== Objective ==
Print out every record exactly as it appears.

[Saved entries]
....................

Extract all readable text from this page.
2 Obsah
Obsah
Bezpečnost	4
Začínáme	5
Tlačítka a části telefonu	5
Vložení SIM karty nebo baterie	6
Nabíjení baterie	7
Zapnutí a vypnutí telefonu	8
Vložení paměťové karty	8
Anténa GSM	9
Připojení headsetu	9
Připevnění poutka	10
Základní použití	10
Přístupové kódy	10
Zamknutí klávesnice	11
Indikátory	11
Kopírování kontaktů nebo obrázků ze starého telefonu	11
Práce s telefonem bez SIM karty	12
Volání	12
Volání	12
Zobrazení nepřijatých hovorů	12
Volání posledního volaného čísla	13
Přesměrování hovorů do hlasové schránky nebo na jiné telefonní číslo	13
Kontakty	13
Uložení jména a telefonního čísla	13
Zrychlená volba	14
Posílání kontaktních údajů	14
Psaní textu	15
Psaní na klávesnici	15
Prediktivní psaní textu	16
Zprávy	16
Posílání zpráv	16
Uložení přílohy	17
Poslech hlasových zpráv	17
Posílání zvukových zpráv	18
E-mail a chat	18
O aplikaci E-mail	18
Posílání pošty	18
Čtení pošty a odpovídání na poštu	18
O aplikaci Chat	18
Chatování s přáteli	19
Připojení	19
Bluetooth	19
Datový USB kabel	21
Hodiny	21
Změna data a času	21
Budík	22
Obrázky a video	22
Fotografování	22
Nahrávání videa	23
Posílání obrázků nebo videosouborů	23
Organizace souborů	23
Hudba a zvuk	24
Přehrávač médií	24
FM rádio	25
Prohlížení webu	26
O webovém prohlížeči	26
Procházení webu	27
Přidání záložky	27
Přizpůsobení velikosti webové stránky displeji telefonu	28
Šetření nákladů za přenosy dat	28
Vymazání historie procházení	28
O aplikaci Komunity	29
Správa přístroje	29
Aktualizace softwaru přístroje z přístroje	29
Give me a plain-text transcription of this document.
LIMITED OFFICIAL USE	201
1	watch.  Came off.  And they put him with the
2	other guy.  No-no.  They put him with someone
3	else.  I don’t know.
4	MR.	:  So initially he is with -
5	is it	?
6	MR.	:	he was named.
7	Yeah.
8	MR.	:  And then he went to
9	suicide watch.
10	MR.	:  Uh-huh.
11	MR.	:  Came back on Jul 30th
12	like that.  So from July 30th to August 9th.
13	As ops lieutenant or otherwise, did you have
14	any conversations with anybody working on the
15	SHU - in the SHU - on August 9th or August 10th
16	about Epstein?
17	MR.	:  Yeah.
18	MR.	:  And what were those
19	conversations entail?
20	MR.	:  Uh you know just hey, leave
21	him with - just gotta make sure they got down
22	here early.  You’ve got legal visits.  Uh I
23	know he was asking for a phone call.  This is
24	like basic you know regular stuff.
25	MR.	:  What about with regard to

....................

== Written response ==
Extract all readable text from this page.
2 Obsah
Obsah
Bezpečnost	4
Začínáme	5
Tlačítka a části telefonu	5
Vložení SIM karty nebo baterie	6
Nabíjení baterie	7
Zapnutí a vypnutí telefonu	8
Vložení paměťové karty	8
Anténa GSM	9
Připojení headsetu	9
Připevnění poutka	10
Základní použití	10
Přístupové kódy	10
Zamknutí klávesnice	11
Indikátory	11
Kopírování kontaktů nebo obrázků ze starého telefonu	11
Práce s telefonem bez SIM karty	12
Volání	12
Volání	12
Zobrazení nepřijatých hovorů	12
Volání posledního volaného čísla	13
Přesměrování hovorů do hlasové schránky nebo na jiné telefonní číslo	13
Kontakty	13
Uložení jména a telefonního čísla	13
Zrychlená volba	14
Posílání kontaktních údajů	14
Psaní textu	15
Psaní na klávesnici	15
Prediktivní psaní textu	16
Zprávy	16
Posílání zpráv	16
Uložení přílohy	17
Poslech hlasových zpráv	17
Posílání zvukových zpráv	18
E-mail a chat	18
O aplikaci E-mail	18
Posílání pošty	18
Čtení pošty a odpovídání na poštu	18
O aplikaci Chat	18
Chatování s přáteli	19
Připojení	19
Bluetooth	19
Datový USB kabel	21
Hodiny	21
Změna data a času	21
Budík	22
Obrázky a video	22
Fotografování	22
Nahrávání videa	23
Posílání obrázků nebo videosouborů	23
Organizace souborů	23
Hudba a zvuk	24
Přehrávač médií	24
FM rádio	25
Prohlížení webu	26
O webovém prohlížeči	26
Procházení webu	27
Přidání záložky	27
Přizpůsobení velikosti webové stránky displeji telefonu	28
Šetření nákladů za přenosy dat	28
Vymazání historie procházení	28
O aplikaci Komunity	29
Správa přístroje	29
Aktualizace softwaru přístroje z přístroje	29
Give me a plain-text transcription of this document.
LIMITED OFFICIAL USE	201
1	watch.  Came off.  And they put him with the
2	other guy.  No-no.  They put him with someone
3	else.  I don’t know.
4	MR.	:  So initially he is with -
5	is it	?
6	MR.	:	he was named.
7	Yeah.
8	MR.	:  And then he went to
9	suicide watch.
10	MR.	:  Uh-huh.
11	MR.	:  Came back on Jul 30th
12	like that.  So from July 30th to August 9th.
13	As ops lieutenant or otherwise, did you have
14	any conversations with anybody working on the
15	SHU - in the SHU - on August 9th or August 10th
16	about Epstein?
17	MR.	:  Yeah.
18	MR.	:  And what were those
19	conversations entail?
20	MR.	:  Uh you know just hey, leave
21	him with - just gotta make sure they got down
22	here early.  You’ve got legal visits.  Uh I
23	know he was asking for a phone call.  This is
24	like basic you know regular stuff.
25	MR.	:  What about with regard to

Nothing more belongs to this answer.